_Set exercise_.
Transcribe all of the material below word for word and leave out its pictures.

_Listed records_.
----------------------------------------
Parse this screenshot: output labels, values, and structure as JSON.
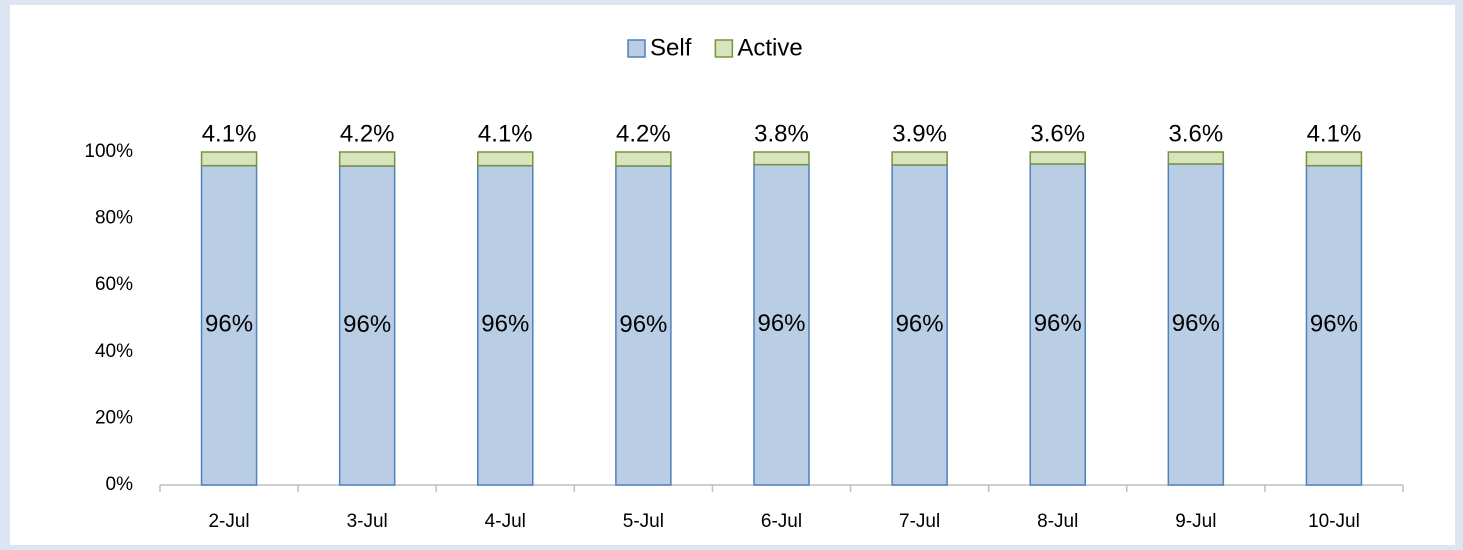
{
  "chart_data": {
    "type": "stacked_bar",
    "categories": [
      "2-Jul",
      "3-Jul",
      "4-Jul",
      "5-Jul",
      "6-Jul",
      "7-Jul",
      "8-Jul",
      "9-Jul",
      "10-Jul"
    ],
    "series": [
      {
        "name": "Self",
        "color": "#b9cde5",
        "edge": "#4f81bd",
        "label_color": "#1f3864",
        "values": [
          95.9,
          95.8,
          95.9,
          95.8,
          96.2,
          96.1,
          96.4,
          96.4,
          95.9
        ],
        "value_labels": [
          "96%",
          "96%",
          "96%",
          "96%",
          "96%",
          "96%",
          "96%",
          "96%",
          "96%"
        ]
      },
      {
        "name": "Active",
        "color": "#d7e4bd",
        "edge": "#77933c",
        "label_color": "#4f6228",
        "values": [
          4.1,
          4.2,
          4.1,
          4.2,
          3.8,
          3.9,
          3.6,
          3.6,
          4.1
        ],
        "value_labels": [
          "4.1%",
          "4.2%",
          "4.1%",
          "4.2%",
          "3.8%",
          "3.9%",
          "3.6%",
          "3.6%",
          "4.1%"
        ]
      }
    ],
    "ylim": [
      0,
      100
    ],
    "yticks": [
      {
        "value": 0,
        "label": "0%"
      },
      {
        "value": 20,
        "label": "20%"
      },
      {
        "value": 40,
        "label": "40%"
      },
      {
        "value": 60,
        "label": "60%"
      },
      {
        "value": 80,
        "label": "80%"
      },
      {
        "value": 100,
        "label": "100%"
      }
    ],
    "legend": "top",
    "grid": false
  }
}
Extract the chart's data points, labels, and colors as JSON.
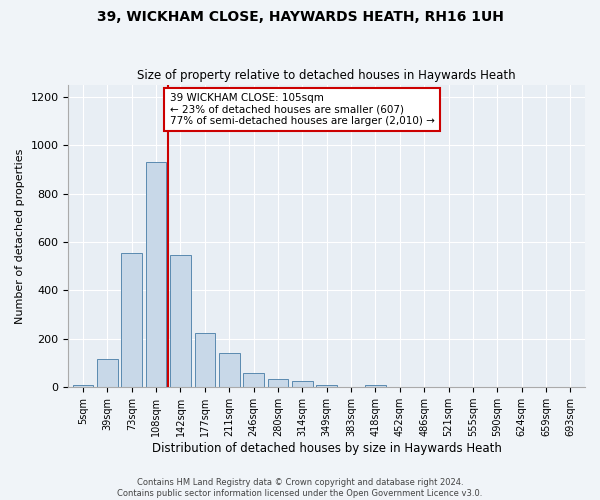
{
  "title": "39, WICKHAM CLOSE, HAYWARDS HEATH, RH16 1UH",
  "subtitle": "Size of property relative to detached houses in Haywards Heath",
  "xlabel": "Distribution of detached houses by size in Haywards Heath",
  "ylabel": "Number of detached properties",
  "categories": [
    "5sqm",
    "39sqm",
    "73sqm",
    "108sqm",
    "142sqm",
    "177sqm",
    "211sqm",
    "246sqm",
    "280sqm",
    "314sqm",
    "349sqm",
    "383sqm",
    "418sqm",
    "452sqm",
    "486sqm",
    "521sqm",
    "555sqm",
    "590sqm",
    "624sqm",
    "659sqm",
    "693sqm"
  ],
  "values": [
    8,
    115,
    555,
    930,
    545,
    225,
    140,
    58,
    33,
    25,
    10,
    0,
    8,
    0,
    0,
    0,
    0,
    0,
    0,
    0,
    0
  ],
  "bar_color": "#c8d8e8",
  "bar_edge_color": "#5a8ab0",
  "vline_x": 3.5,
  "vline_color": "#cc0000",
  "annotation_title": "39 WICKHAM CLOSE: 105sqm",
  "annotation_line1": "← 23% of detached houses are smaller (607)",
  "annotation_line2": "77% of semi-detached houses are larger (2,010) →",
  "annotation_box_color": "#cc0000",
  "ylim": [
    0,
    1250
  ],
  "yticks": [
    0,
    200,
    400,
    600,
    800,
    1000,
    1200
  ],
  "bg_color": "#e8eef4",
  "grid_color": "#ffffff",
  "footer": "Contains HM Land Registry data © Crown copyright and database right 2024.\nContains public sector information licensed under the Open Government Licence v3.0."
}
----------------------------------------
_Completed task_.
Parse this screenshot: output labels, values, and structure as JSON.
{
  "chart_data": {
    "type": "stacked_bar",
    "categories": [
      "2-Jul",
      "3-Jul",
      "4-Jul",
      "5-Jul",
      "6-Jul",
      "7-Jul",
      "8-Jul",
      "9-Jul",
      "10-Jul"
    ],
    "series": [
      {
        "name": "Self",
        "color": "#b9cde5",
        "edge": "#4f81bd",
        "label_color": "#1f3864",
        "values": [
          95.9,
          95.8,
          95.9,
          95.8,
          96.2,
          96.1,
          96.4,
          96.4,
          95.9
        ],
        "value_labels": [
          "96%",
          "96%",
          "96%",
          "96%",
          "96%",
          "96%",
          "96%",
          "96%",
          "96%"
        ]
      },
      {
        "name": "Active",
        "color": "#d7e4bd",
        "edge": "#77933c",
        "label_color": "#4f6228",
        "values": [
          4.1,
          4.2,
          4.1,
          4.2,
          3.8,
          3.9,
          3.6,
          3.6,
          4.1
        ],
        "value_labels": [
          "4.1%",
          "4.2%",
          "4.1%",
          "4.2%",
          "3.8%",
          "3.9%",
          "3.6%",
          "3.6%",
          "4.1%"
        ]
      }
    ],
    "ylim": [
      0,
      100
    ],
    "yticks": [
      {
        "value": 0,
        "label": "0%"
      },
      {
        "value": 20,
        "label": "20%"
      },
      {
        "value": 40,
        "label": "40%"
      },
      {
        "value": 60,
        "label": "60%"
      },
      {
        "value": 80,
        "label": "80%"
      },
      {
        "value": 100,
        "label": "100%"
      }
    ],
    "legend": "top",
    "grid": false
  }
}
Extract the chart's data points, labels, and colors as JSON.
{
  "title": "39, WICKHAM CLOSE, HAYWARDS HEATH, RH16 1UH",
  "subtitle": "Size of property relative to detached houses in Haywards Heath",
  "xlabel": "Distribution of detached houses by size in Haywards Heath",
  "ylabel": "Number of detached properties",
  "categories": [
    "5sqm",
    "39sqm",
    "73sqm",
    "108sqm",
    "142sqm",
    "177sqm",
    "211sqm",
    "246sqm",
    "280sqm",
    "314sqm",
    "349sqm",
    "383sqm",
    "418sqm",
    "452sqm",
    "486sqm",
    "521sqm",
    "555sqm",
    "590sqm",
    "624sqm",
    "659sqm",
    "693sqm"
  ],
  "values": [
    8,
    115,
    555,
    930,
    545,
    225,
    140,
    58,
    33,
    25,
    10,
    0,
    8,
    0,
    0,
    0,
    0,
    0,
    0,
    0,
    0
  ],
  "bar_color": "#c8d8e8",
  "bar_edge_color": "#5a8ab0",
  "vline_x": 3.5,
  "vline_color": "#cc0000",
  "annotation_title": "39 WICKHAM CLOSE: 105sqm",
  "annotation_line1": "← 23% of detached houses are smaller (607)",
  "annotation_line2": "77% of semi-detached houses are larger (2,010) →",
  "annotation_box_color": "#cc0000",
  "ylim": [
    0,
    1250
  ],
  "yticks": [
    0,
    200,
    400,
    600,
    800,
    1000,
    1200
  ],
  "bg_color": "#e8eef4",
  "grid_color": "#ffffff",
  "footer": "Contains HM Land Registry data © Crown copyright and database right 2024.\nContains public sector information licensed under the Open Government Licence v3.0."
}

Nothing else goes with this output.